— start Data to process —

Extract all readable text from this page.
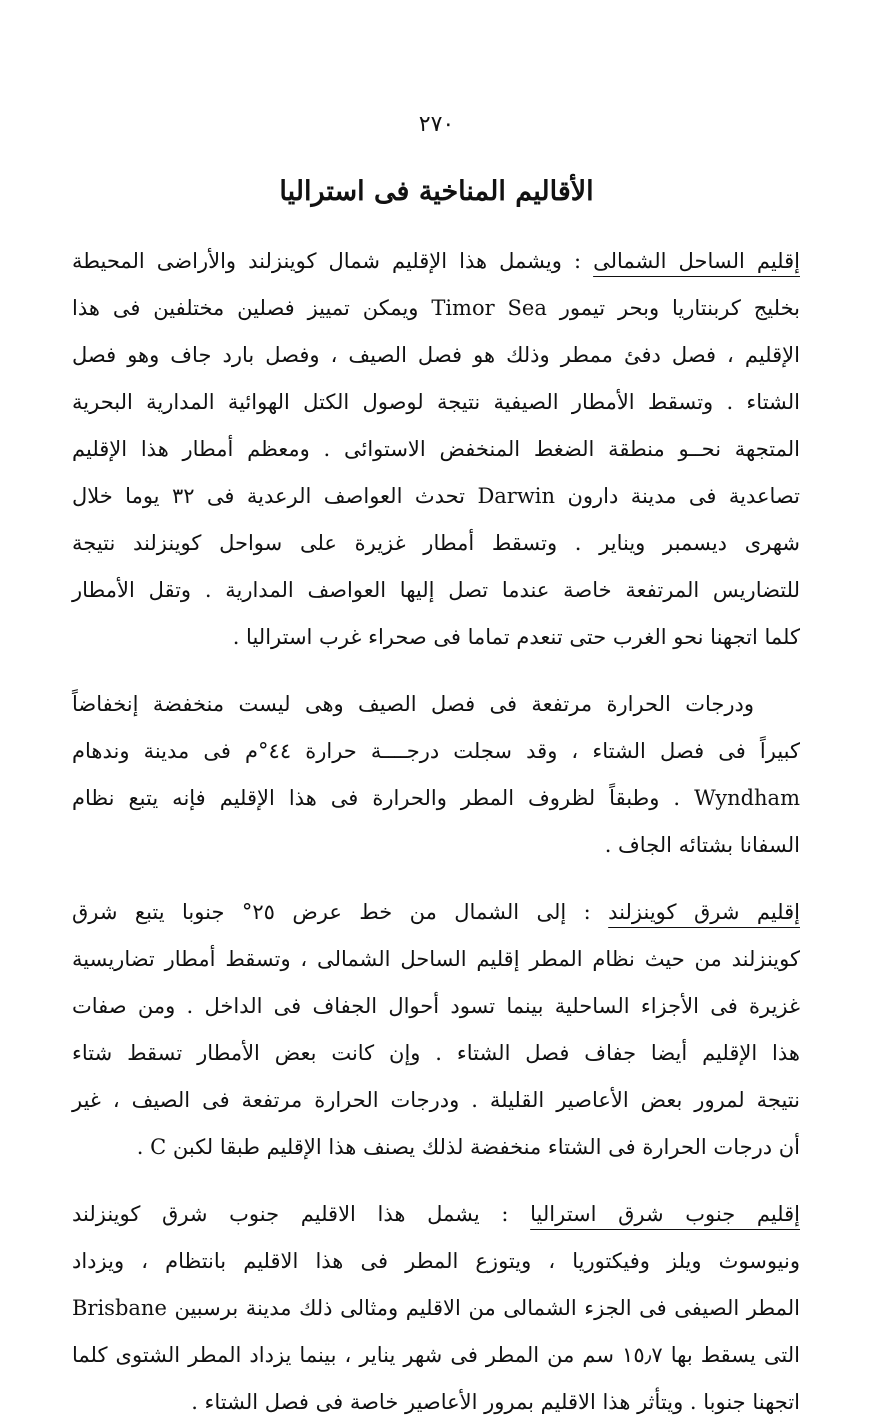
٢٧٠
الأقاليم المناخية فى استراليا
إقليم الساحل الشمالى : ويشمل هذا الإقليم شمال كوينزلند والأراضى المحيطة
بخليج كربنتاريا وبحر تيمور Timor Sea ويمكن تمييز فصلين مختلفين فى هذا
الإقليم ، فصل دفئ ممطر وذلك هو فصل الصيف ، وفصل بارد جاف وهو فصل
الشتاء . وتسقط الأمطار الصيفية نتيجة لوصول الكتل الهوائية المدارية البحرية
المتجهة نحــو منطقة الضغط المنخفض الاستوائى . ومعظم أمطار هذا الإقليم
تصاعدية فى مدينة دارون Darwin تحدث العواصف الرعدية فى ٣٢ يوما خلال
شهرى ديسمبر ويناير . وتسقط أمطار غزيرة على سواحل كوينزلند نتيجة
للتضاريس المرتفعة خاصة عندما تصل إليها العواصف المدارية . وتقل الأمطار
كلما اتجهنا نحو الغرب حتى تنعدم تماما فى صحراء غرب استراليا .
ودرجات الحرارة مرتفعة فى فصل الصيف وهى ليست منخفضة إنخفاضاً
كبيراً فى فصل الشتاء ، وقد سجلت درجــــة حرارة ٤٤°م فى مدينة وندهام
Wyndham . وطبقاً لظروف المطر والحرارة فى هذا الإقليم فإنه يتبع نظام
السفانا بشتائه الجاف .
إقليم شرق كوينزلند : إلى الشمال من خط عرض ٢٥° جنوبا يتبع شرق
كوينزلند من حيث نظام المطر إقليم الساحل الشمالى ، وتسقط أمطار تضاريسية
غزيرة فى الأجزاء الساحلية بينما تسود أحوال الجفاف فى الداخل . ومن صفات
هذا الإقليم أيضا جفاف فصل الشتاء . وإن كانت بعض الأمطار تسقط شتاء
نتيجة لمرور بعض الأعاصير القليلة . ودرجات الحرارة مرتفعة فى الصيف ، غير
أن درجات الحرارة فى الشتاء منخفضة لذلك يصنف هذا الإقليم طبقا لكبن C .
إقليم جنوب شرق استراليا : يشمل هذا الاقليم جنوب شرق كوينزلند
ونيوسوث ويلز وفيكتوريا ، ويتوزع المطر فى هذا الاقليم بانتظام ، ويزداد
المطر الصيفى فى الجزء الشمالى من الاقليم ومثالى ذلك مدينة برسبين Brisbane
التى يسقط بها ١٥٫٧ سم من المطر فى شهر يناير ، بينما يزداد المطر الشتوى كلما
اتجهنا جنوبا . ويتأثر هذا الاقليم بمرور الأعاصير خاصة فى فصل الشتاء .
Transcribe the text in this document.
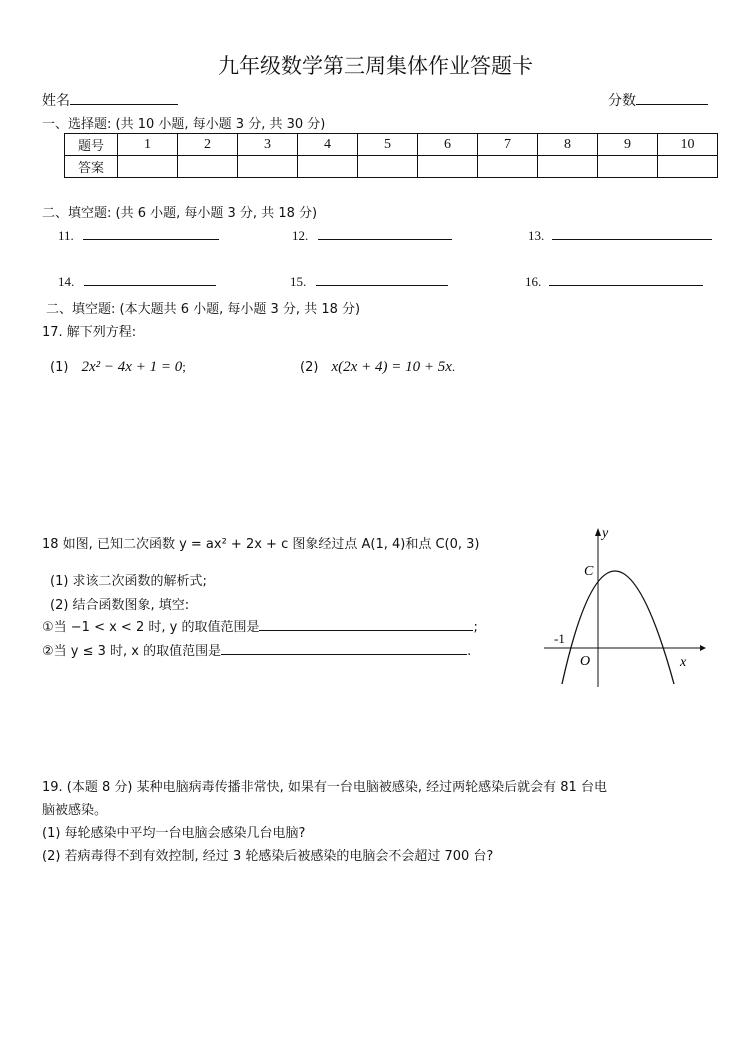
九年级数学第三周集体作业答题卡
姓名	分数
一、选择题: (共 10 小题, 每小题 3 分, 共 30 分)
题号	1	2	3	4	5	6	7	8	9	10
答案										
二、填空题: (共 6 小题, 每小题 3 分, 共 18 分)
11.	12.	13.
14.	15.	16.
二、填空题: (本大题共 6 小题, 每小题 3 分, 共 18 分)
17. 解下列方程:
(1) 2x² − 4x + 1 = 0;	(2) x(2x + 4) = 10 + 5x.
18 如图, 已知二次函数 y = ax² + 2x + c 图象经过点 A(1, 4)和点 C(0, 3)
(1) 求该二次函数的解析式;
(2) 结合函数图象, 填空:
①当 −1 < x < 2 时, y 的取值范围是	;
②当 y ≤ 3 时, x 的取值范围是	.
y
x
C
O
-1
19. (本题 8 分) 某种电脑病毒传播非常快, 如果有一台电脑被感染, 经过两轮感染后就会有 81 台电
脑被感染。
(1) 每轮感染中平均一台电脑会感染几台电脑?
(2) 若病毒得不到有效控制, 经过 3 轮感染后被感染的电脑会不会超过 700 台?
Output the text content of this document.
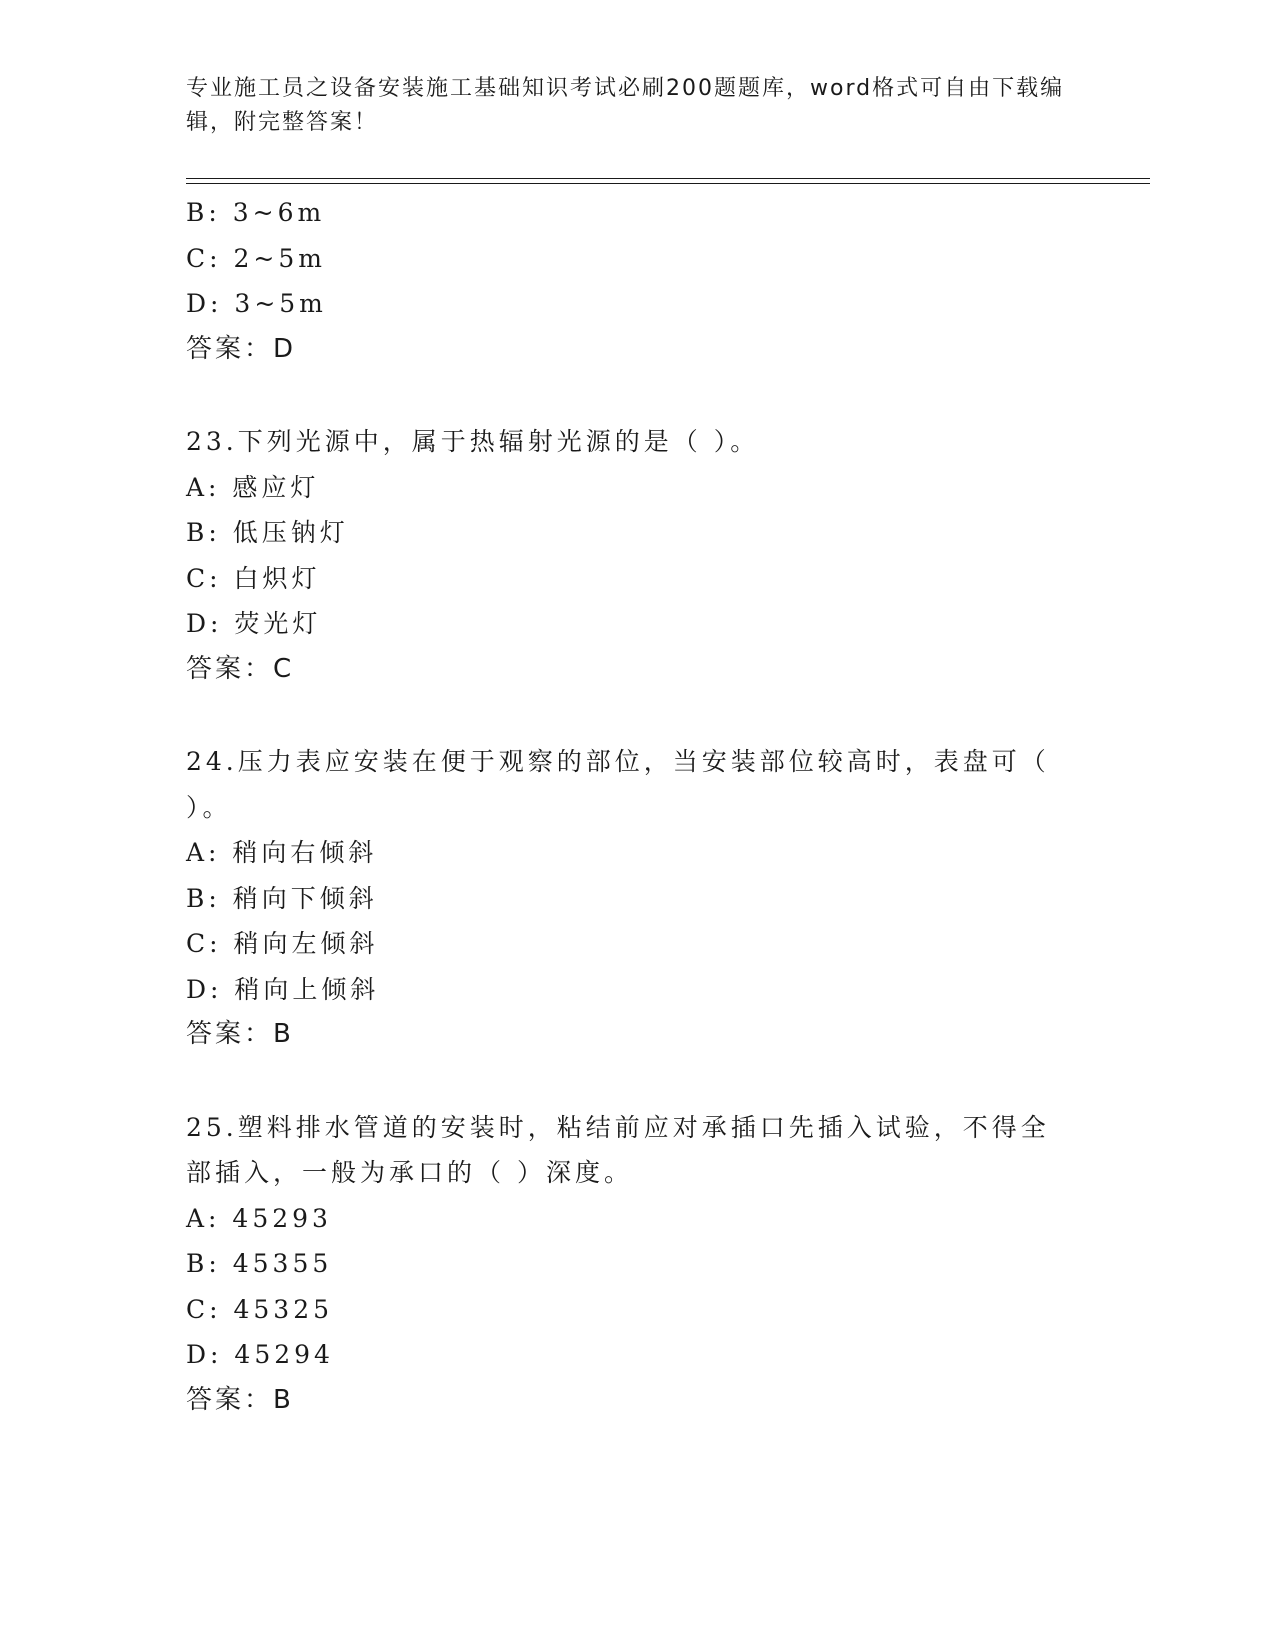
专业施工员之设备安装施工基础知识考试必刷200题题库，word格式可自由下载编辑，附完整答案！
B: 3~6m
C: 2~5m
D: 3~5m
答案：D
23.下列光源中，属于热辐射光源的是（ ）。
A: 感应灯
B: 低压钠灯
C: 白炽灯
D: 荧光灯
答案：C
24.压力表应安装在便于观察的部位，当安装部位较高时，表盘可（ ）。
A: 稍向右倾斜
B: 稍向下倾斜
C: 稍向左倾斜
D: 稍向上倾斜
答案：B
25.塑料排水管道的安装时，粘结前应对承插口先插入试验，不得全部插入，一般为承口的（ ）深度。
A: 45293
B: 45355
C: 45325
D: 45294
答案：B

— end Data to process —

(Problem details):
Pick out every line of the listing containing the word "غزيرة", and show those lines.

(Solution to the exercise):
شهرى ديسمبر ويناير . وتسقط أمطار غزيرة على سواحل كوينزلند نتيجة
غزيرة فى الأجزاء الساحلية بينما تسود أحوال الجفاف فى الداخل . ومن صفات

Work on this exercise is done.